- **Aim of the exercise**
Below are some records: retype them all exactly, but not the pictures.

- **Records shown**
[start]

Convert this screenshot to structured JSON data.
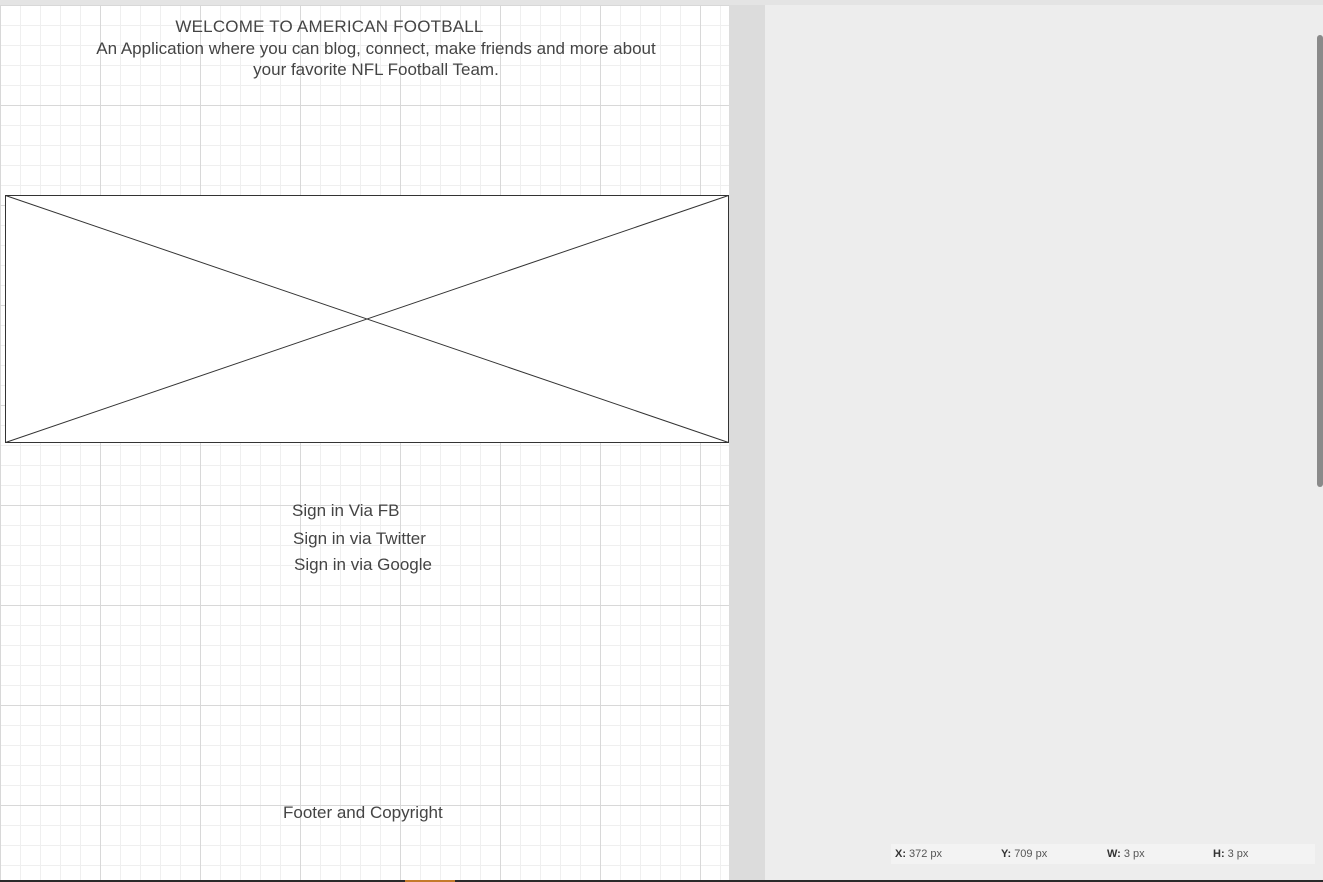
{
  "page": {
    "heading": "WELCOME TO AMERICAN FOOTBALL",
    "subtitle": "An Application where you can blog, connect, make friends and more about your favorite NFL Football Team."
  },
  "signin": {
    "fb": "Sign in Via FB",
    "twitter": "Sign in via Twitter",
    "google": "Sign in via Google"
  },
  "footer": {
    "text": "Footer and Copyright"
  },
  "status": {
    "x_label": "X:",
    "x_value": "372 px",
    "y_label": "Y:",
    "y_value": "709 px",
    "w_label": "W:",
    "w_value": "3 px",
    "h_label": "H:",
    "h_value": "3 px"
  },
  "colors": {
    "text": "#444444",
    "canvas": "#ffffff",
    "panel": "#ededed"
  }
}
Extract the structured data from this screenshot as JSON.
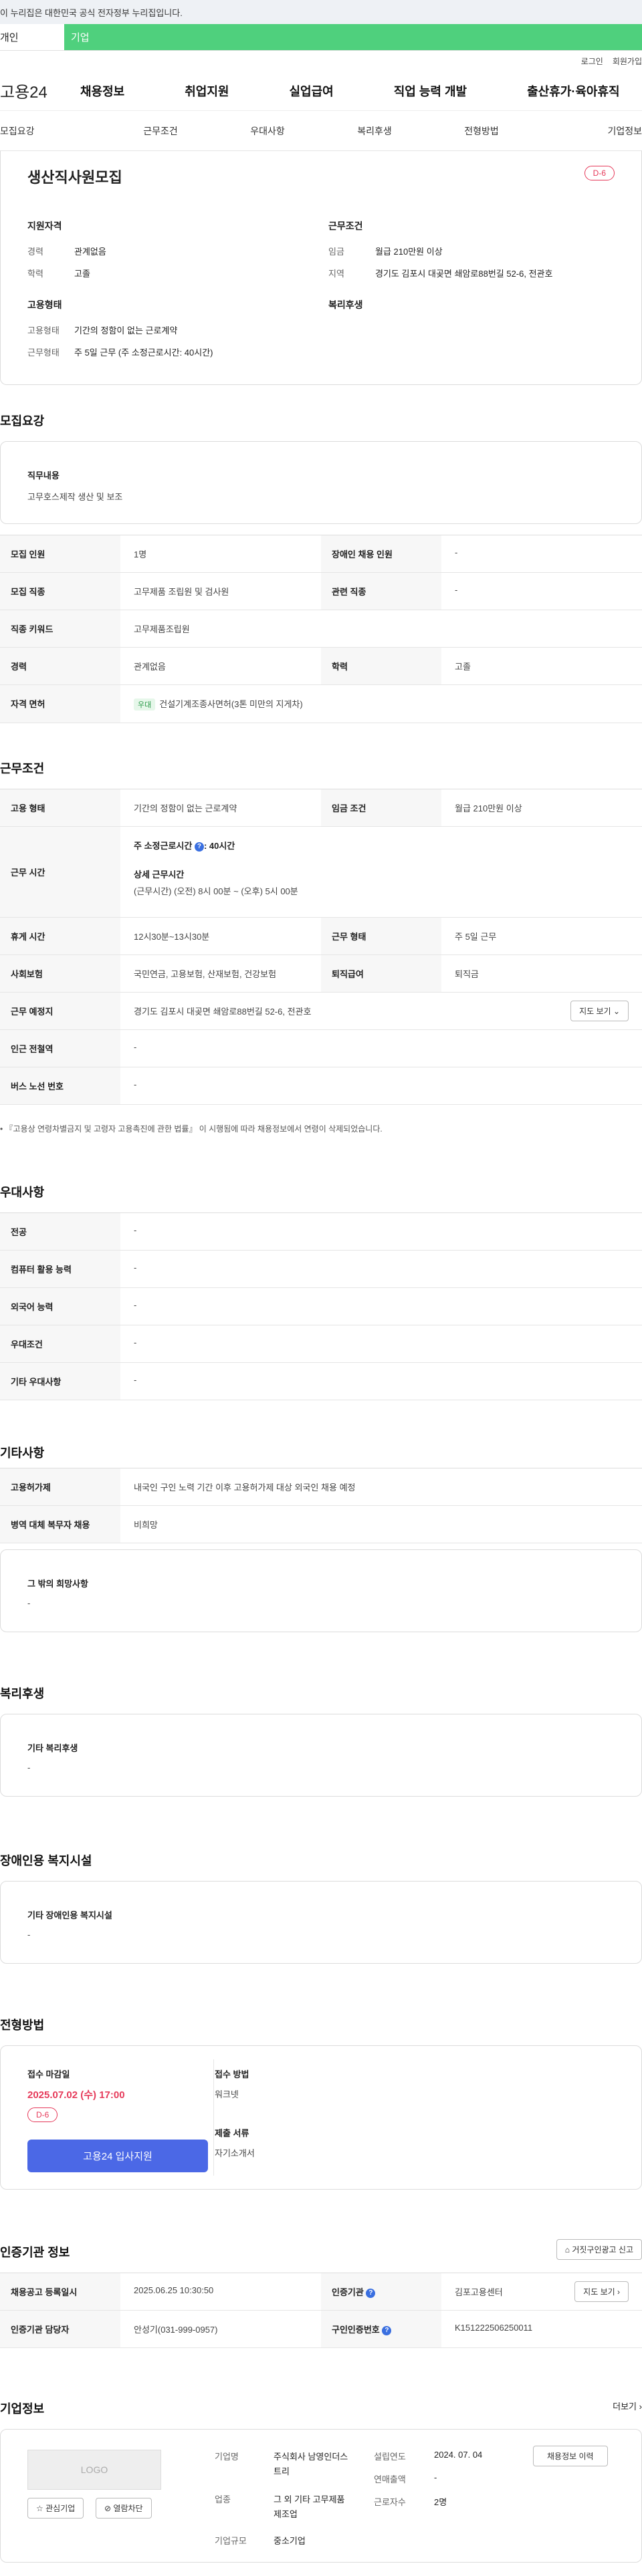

[end]

- **Written reply**
Convert this screenshot to structured JSON data.
{
  "page": {
    "heading": "WELCOME TO AMERICAN FOOTBALL",
    "subtitle": "An Application where you can blog, connect, make friends and more about your favorite NFL Football Team."
  },
  "signin": {
    "fb": "Sign in Via FB",
    "twitter": "Sign in via Twitter",
    "google": "Sign in via Google"
  },
  "footer": {
    "text": "Footer and Copyright"
  },
  "status": {
    "x_label": "X:",
    "x_value": "372 px",
    "y_label": "Y:",
    "y_value": "709 px",
    "w_label": "W:",
    "w_value": "3 px",
    "h_label": "H:",
    "h_value": "3 px"
  },
  "colors": {
    "text": "#444444",
    "canvas": "#ffffff",
    "panel": "#ededed"
  }
}
Extract the structured data from this screenshot as JSON.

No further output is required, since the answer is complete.